*Data entries*:
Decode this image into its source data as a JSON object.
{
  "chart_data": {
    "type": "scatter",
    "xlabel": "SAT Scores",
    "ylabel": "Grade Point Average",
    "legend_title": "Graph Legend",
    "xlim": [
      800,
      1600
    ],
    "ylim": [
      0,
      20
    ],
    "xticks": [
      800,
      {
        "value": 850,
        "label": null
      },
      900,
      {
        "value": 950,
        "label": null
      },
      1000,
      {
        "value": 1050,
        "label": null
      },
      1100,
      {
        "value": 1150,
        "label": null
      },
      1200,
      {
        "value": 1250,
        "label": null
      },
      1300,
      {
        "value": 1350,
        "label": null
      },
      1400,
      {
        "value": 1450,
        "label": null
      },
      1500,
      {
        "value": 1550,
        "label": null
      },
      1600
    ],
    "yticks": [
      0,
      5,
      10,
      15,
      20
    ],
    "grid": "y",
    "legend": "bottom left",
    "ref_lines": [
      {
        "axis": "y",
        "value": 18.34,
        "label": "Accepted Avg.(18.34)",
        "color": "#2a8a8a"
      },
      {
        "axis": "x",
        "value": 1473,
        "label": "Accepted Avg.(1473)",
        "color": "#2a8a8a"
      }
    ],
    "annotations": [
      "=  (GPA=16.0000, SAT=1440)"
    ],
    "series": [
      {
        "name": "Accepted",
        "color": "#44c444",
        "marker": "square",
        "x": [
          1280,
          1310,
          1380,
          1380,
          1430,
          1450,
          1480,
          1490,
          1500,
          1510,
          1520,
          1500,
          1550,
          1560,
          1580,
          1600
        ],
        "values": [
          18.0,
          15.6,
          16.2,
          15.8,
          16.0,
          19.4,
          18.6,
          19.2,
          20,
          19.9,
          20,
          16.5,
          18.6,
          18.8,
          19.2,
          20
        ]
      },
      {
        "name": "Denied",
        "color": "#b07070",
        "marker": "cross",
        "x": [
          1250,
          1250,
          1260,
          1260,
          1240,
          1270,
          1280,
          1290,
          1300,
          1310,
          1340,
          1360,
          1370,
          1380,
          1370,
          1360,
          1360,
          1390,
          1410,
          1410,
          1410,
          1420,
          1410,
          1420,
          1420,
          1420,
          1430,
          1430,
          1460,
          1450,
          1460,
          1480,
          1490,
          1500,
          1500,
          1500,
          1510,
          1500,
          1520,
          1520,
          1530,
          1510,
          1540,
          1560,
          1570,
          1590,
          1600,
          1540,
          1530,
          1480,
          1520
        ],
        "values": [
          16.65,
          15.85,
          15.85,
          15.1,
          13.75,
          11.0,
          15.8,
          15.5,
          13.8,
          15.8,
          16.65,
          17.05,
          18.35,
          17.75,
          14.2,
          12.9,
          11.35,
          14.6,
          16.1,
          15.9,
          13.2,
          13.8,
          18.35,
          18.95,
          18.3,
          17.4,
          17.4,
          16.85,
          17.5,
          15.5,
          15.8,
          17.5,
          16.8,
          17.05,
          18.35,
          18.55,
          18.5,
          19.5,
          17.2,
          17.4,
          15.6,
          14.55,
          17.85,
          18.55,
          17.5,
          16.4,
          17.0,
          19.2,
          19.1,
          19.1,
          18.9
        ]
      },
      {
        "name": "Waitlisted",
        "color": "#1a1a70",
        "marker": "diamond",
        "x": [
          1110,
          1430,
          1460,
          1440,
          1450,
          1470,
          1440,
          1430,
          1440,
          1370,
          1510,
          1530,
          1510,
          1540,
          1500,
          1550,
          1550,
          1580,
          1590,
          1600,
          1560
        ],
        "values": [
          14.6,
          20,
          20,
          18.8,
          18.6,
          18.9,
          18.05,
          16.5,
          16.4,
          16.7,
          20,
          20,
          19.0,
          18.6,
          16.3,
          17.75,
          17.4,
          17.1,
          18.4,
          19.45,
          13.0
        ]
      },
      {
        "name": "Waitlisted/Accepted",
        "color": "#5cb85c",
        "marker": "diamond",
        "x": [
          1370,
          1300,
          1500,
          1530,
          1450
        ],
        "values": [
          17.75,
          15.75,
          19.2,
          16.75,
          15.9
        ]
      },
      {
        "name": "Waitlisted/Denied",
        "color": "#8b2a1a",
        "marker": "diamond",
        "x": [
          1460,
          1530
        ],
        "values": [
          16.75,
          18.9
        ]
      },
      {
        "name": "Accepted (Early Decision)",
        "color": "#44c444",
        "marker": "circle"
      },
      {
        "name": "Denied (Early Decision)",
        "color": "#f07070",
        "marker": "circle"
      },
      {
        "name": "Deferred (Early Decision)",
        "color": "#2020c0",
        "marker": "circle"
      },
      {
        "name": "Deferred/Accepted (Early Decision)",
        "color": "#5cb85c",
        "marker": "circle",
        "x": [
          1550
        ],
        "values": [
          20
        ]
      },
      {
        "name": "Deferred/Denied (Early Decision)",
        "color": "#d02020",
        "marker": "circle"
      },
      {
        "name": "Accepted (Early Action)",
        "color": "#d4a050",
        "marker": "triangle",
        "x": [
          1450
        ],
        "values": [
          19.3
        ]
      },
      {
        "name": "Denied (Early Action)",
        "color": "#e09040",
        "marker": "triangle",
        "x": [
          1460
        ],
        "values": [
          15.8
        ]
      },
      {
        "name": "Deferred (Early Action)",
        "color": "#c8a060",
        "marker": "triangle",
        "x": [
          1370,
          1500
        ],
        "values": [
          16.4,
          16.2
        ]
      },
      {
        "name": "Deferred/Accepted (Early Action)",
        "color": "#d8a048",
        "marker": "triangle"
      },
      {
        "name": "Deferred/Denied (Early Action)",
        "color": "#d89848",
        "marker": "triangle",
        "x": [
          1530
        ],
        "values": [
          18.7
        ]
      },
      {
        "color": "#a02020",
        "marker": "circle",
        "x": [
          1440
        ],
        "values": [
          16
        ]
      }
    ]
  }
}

--

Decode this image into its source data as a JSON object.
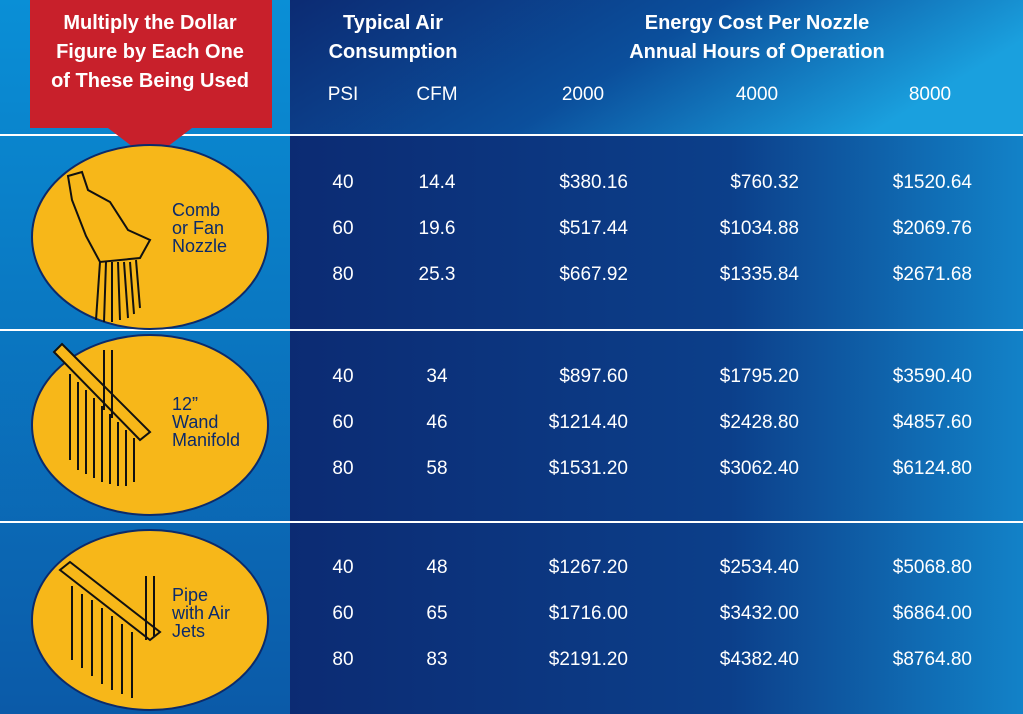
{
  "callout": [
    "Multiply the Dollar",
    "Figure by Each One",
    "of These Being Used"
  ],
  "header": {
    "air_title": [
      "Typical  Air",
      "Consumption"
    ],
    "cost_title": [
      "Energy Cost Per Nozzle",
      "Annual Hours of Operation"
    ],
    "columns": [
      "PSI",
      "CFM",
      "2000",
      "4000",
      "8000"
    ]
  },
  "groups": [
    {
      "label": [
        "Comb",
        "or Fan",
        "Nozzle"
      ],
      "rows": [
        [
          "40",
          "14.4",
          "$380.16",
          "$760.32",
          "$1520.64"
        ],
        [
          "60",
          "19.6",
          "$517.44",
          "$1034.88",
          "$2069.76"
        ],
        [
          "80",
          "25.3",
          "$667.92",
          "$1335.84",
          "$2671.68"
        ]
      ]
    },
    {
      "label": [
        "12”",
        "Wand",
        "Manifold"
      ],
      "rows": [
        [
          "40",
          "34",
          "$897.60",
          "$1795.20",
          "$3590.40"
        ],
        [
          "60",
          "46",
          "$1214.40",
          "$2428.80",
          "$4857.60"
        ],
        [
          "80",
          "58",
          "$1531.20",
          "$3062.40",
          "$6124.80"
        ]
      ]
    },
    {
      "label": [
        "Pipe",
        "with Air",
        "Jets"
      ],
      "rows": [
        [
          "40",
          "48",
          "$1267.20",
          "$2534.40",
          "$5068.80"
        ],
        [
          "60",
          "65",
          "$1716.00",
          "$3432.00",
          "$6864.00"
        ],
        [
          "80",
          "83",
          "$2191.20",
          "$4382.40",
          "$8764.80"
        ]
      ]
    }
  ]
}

*Do this*: Collect every line above that contains the word "Waitlisted".

*Solution to this problem*:
        "name": "Waitlisted",
        "name": "Waitlisted/Accepted",
        "name": "Waitlisted/Denied",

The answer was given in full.